[Start Data for the task]

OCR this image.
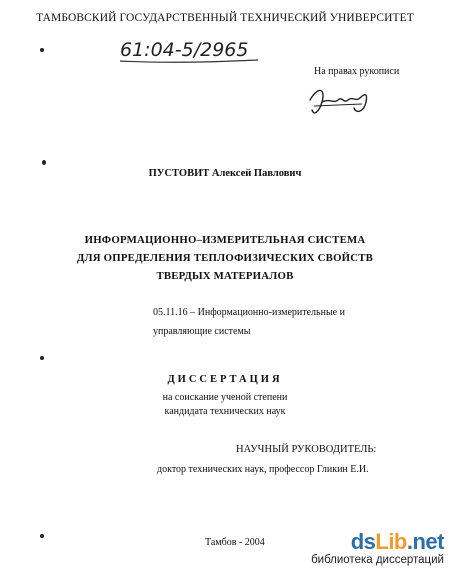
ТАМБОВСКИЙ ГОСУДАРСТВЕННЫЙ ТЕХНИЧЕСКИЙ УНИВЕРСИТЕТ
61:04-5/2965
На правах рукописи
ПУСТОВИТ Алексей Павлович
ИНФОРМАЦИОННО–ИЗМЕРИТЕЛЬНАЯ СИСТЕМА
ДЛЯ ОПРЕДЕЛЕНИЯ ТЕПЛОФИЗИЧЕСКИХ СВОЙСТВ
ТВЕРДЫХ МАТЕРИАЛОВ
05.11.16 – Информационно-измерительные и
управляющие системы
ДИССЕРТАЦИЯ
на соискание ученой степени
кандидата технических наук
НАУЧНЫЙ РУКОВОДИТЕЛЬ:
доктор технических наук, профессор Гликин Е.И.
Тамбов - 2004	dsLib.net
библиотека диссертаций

[End Data for the task]

_Exercise instructions_
Return the lines of the records that include the string "технических".

_Solution to the problem_
кандидата технических наук
доктор технических наук, профессор Гликин Е.И.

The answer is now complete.